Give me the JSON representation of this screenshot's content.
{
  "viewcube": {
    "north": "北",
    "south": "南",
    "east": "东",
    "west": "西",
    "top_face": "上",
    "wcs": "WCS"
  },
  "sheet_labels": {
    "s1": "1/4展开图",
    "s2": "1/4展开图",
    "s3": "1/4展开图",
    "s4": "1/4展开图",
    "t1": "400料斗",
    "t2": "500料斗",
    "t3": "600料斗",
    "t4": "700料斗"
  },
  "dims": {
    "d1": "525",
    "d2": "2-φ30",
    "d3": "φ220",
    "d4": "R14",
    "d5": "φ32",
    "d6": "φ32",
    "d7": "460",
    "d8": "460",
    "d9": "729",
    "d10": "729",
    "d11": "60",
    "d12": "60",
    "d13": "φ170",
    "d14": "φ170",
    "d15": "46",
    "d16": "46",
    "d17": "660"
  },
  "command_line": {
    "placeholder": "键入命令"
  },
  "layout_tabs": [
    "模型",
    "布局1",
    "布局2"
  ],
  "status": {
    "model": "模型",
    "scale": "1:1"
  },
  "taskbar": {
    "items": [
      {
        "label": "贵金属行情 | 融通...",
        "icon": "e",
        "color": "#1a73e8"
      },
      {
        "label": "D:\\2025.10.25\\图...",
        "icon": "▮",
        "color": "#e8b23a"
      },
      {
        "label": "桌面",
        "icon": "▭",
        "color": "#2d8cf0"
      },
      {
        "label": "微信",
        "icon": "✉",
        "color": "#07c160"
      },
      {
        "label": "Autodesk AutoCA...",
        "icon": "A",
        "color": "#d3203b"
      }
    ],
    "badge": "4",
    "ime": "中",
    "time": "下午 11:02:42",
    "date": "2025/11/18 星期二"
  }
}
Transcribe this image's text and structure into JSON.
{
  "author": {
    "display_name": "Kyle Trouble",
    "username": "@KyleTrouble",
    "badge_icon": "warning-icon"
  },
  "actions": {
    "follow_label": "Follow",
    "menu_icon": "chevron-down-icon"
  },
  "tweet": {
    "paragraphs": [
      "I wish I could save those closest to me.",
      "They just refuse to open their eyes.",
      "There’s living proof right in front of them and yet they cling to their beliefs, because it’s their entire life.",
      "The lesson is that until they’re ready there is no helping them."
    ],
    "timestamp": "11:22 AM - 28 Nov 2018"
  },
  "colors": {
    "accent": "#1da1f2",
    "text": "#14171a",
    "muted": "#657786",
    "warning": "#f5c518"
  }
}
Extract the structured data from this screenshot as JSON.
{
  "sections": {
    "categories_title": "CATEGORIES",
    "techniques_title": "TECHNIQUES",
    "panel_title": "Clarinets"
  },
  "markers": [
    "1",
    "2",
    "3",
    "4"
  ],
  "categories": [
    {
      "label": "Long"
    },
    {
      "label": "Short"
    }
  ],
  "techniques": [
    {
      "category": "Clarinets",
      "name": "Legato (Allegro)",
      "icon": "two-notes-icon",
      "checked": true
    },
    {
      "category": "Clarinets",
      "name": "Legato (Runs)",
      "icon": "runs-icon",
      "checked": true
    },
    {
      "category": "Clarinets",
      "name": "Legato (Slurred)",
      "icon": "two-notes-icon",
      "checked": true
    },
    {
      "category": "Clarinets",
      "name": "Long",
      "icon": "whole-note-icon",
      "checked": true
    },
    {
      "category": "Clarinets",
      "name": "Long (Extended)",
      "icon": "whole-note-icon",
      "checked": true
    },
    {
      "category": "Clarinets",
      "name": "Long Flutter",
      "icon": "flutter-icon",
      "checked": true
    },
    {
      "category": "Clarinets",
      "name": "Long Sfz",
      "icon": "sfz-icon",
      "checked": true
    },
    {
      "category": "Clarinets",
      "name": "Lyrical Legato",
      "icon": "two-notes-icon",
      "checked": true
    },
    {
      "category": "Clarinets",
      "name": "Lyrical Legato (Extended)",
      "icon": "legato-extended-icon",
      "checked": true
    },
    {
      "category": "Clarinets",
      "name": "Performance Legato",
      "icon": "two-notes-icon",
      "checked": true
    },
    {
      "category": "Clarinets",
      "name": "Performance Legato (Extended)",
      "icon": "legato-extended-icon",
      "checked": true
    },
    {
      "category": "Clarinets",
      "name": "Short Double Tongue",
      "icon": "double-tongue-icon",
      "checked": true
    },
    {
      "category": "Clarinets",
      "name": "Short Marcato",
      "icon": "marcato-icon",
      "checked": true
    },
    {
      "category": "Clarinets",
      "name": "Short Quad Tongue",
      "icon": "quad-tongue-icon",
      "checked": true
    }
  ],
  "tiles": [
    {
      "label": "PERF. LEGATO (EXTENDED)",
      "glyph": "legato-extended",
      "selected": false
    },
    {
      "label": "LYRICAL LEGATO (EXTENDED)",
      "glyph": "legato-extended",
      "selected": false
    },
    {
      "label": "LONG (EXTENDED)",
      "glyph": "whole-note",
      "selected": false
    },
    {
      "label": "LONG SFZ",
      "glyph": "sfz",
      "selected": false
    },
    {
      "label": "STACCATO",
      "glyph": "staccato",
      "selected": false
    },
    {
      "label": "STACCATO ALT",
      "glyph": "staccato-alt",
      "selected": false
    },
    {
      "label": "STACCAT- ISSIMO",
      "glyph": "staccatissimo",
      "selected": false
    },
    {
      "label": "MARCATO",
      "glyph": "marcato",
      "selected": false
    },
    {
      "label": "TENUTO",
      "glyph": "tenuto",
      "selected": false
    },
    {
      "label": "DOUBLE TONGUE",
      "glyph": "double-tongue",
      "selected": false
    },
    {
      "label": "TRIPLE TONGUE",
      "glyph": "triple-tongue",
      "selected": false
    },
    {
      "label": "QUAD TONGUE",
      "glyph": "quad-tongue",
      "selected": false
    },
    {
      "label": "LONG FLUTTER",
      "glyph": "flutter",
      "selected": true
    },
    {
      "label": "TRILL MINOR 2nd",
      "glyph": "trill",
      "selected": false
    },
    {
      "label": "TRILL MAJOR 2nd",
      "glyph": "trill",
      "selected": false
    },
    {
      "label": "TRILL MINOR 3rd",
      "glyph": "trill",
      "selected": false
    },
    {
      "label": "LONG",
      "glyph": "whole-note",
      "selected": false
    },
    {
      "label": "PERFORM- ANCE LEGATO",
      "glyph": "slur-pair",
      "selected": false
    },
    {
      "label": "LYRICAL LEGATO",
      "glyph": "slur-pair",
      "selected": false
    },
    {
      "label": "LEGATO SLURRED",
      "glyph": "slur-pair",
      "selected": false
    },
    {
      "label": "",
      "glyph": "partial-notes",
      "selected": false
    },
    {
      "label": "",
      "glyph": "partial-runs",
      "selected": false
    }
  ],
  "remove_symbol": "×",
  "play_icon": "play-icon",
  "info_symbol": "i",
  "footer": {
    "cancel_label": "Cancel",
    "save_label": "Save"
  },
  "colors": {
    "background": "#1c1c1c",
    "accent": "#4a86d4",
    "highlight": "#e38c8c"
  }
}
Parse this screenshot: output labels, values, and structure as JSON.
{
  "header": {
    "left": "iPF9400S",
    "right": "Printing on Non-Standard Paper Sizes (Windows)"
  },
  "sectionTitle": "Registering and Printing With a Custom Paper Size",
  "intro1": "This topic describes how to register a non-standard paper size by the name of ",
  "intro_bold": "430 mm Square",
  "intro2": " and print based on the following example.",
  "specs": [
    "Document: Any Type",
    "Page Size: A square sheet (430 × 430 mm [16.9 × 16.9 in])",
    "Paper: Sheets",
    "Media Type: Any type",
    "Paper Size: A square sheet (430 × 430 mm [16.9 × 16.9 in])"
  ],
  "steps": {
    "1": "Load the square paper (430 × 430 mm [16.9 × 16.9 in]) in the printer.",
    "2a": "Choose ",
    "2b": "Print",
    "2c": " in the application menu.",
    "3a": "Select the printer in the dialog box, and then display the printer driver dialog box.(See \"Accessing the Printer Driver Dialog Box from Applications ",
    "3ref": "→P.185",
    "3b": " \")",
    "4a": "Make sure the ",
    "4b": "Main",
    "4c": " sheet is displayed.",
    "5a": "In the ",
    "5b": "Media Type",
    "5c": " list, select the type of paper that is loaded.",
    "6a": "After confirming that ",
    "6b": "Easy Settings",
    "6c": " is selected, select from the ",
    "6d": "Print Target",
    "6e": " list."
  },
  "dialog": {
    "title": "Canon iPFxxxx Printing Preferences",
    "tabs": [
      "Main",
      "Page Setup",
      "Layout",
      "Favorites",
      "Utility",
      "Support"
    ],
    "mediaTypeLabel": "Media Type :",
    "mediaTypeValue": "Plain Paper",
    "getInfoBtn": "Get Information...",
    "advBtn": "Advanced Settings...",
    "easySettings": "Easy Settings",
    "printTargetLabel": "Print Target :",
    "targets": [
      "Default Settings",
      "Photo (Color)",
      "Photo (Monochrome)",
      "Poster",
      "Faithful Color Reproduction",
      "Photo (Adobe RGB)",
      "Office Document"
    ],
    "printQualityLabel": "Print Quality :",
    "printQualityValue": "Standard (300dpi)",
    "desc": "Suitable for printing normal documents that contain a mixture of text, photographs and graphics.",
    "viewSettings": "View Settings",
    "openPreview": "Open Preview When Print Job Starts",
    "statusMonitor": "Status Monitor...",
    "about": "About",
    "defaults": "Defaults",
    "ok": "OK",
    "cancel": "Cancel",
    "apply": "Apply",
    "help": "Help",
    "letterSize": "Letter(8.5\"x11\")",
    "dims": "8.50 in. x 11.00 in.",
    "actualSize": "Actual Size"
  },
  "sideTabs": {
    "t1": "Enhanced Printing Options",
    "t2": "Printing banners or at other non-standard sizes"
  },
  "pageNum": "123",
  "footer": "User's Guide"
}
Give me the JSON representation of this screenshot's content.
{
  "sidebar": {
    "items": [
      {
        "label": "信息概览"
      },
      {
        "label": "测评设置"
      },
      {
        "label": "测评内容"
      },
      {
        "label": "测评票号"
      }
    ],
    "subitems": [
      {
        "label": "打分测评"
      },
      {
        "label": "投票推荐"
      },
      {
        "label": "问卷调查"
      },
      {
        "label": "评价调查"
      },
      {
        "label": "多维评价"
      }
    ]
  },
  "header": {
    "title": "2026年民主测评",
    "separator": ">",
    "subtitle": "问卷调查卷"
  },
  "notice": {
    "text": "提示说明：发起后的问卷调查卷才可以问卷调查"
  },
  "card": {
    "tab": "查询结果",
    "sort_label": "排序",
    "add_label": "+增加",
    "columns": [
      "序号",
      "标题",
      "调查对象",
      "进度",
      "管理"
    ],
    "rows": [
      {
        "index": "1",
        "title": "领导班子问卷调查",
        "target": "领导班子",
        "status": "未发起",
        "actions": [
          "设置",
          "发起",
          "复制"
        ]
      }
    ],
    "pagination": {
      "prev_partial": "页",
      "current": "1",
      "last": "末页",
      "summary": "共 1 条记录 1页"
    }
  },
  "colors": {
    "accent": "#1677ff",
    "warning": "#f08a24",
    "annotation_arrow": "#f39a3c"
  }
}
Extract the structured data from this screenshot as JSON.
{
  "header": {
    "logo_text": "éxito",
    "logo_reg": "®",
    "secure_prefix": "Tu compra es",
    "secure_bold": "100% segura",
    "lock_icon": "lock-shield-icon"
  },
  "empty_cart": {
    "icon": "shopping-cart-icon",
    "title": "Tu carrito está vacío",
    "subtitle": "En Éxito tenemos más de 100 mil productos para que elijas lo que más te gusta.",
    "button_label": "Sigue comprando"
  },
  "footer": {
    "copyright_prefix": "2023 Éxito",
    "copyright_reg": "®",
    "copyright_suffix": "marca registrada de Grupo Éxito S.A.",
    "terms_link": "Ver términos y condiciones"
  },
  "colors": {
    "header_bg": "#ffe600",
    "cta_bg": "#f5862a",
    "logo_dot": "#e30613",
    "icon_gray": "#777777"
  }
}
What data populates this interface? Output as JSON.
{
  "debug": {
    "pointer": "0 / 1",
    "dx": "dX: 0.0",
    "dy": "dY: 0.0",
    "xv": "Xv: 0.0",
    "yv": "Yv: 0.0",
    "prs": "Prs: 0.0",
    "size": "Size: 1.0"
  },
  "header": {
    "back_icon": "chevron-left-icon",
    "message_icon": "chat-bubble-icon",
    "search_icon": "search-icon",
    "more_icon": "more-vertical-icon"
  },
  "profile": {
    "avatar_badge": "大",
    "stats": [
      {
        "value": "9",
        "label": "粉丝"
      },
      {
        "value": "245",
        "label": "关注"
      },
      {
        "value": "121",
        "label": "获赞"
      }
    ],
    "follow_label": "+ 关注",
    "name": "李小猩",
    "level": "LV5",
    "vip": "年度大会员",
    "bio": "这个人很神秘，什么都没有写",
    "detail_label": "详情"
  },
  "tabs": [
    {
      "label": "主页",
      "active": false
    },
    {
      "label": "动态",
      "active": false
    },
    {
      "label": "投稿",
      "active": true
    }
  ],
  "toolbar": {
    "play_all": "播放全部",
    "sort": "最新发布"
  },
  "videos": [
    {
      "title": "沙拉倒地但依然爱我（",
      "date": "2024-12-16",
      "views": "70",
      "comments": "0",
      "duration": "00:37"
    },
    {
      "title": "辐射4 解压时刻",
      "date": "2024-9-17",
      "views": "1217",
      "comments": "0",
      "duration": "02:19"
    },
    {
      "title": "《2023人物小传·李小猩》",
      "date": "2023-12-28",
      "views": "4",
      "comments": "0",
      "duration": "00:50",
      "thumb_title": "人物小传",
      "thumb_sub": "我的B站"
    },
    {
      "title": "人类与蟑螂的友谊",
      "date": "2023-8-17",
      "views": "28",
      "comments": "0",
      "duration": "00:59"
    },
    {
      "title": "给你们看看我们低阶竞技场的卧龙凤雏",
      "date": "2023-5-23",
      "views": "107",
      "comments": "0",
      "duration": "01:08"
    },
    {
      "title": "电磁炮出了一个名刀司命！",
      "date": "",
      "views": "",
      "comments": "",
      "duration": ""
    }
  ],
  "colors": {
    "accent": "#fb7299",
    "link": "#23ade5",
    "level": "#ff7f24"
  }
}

-- -- --

Copy out every line in the entries above that holds "their".

      "They just refuse to open their eyes.",
      "There’s living proof right in front of them and yet they cling to their beliefs, because it’s their entire life.",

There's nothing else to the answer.